Archaeological site 44JC298 contains evidence of historic habitation ranging from a Virginia Company-period settlement, dating to the early seventeenth century (ca. 1619 – 1622), to a prosperous family farm that was active as recently as the 1950s. Several archaeological excavations have taken place at site 44JC298, each focusing on a specific occupation phase. The Quarter Dwelling (S-104) is just one component at 44JC298, consisting of a single 16 ft. by 26 ft. post-in-ground structure with more than a dozen sub-floor pits that dates to the late seventeenth and early eighteenth centuries.
Archaeologists, affiliated with the James River Institute for Archaeology, Inc. (JRIA), excavated the Quarter Dwelling at 44JC298 in April and May 1992. The site is located in the Governor’s Land at Two Rivers, a 1,440 acre planned residential and recreational community situated a few miles west of the City of Williamsburg near the confluence of the James and Chickahominy rivers. Site 44JC298, including the Quarter Dwelling, is situated on the crest of a terraced bluff nearly forty feet above sea level, and has a commanding view of the mouth of the Chickahominy River some 1,000 ft. to the west. Given its ideal location, it is not surprising that at least five discrete periods of historic occupation have been documented at site 44JC298.
* * *
_STATED GOAL:_
Using the text on site 44JC298 above, answer:
(a) What are the dimensions of the Quarter Dwelling (S-104)?
(b) In which months and year was the Quarter Dwelling excavated?
(c) How high above sea level is the crest of the bluff where the site lies?

_SOURCE EXCERPT:_
* * *
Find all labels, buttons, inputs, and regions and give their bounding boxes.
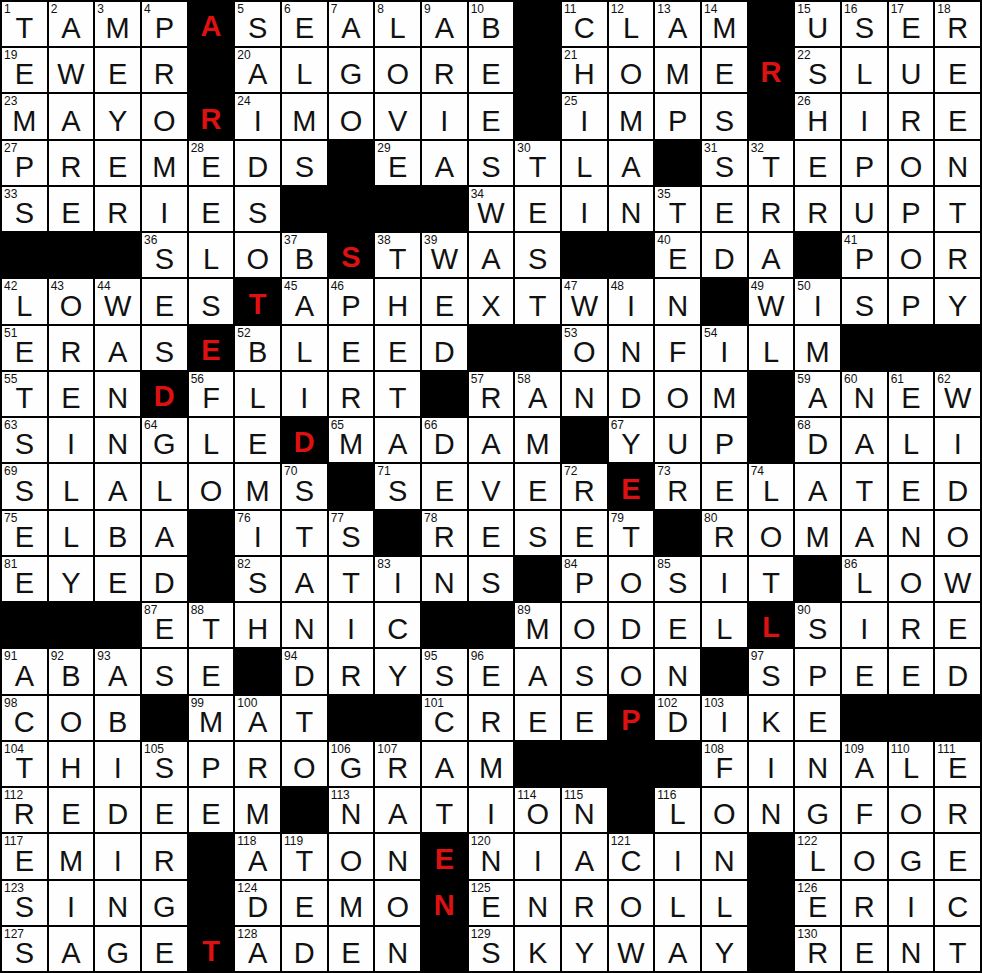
* * *
_RESULT:_
(a) 16 ft. by 26 ft.
(b) April and May 1992
(c) Nearly forty feet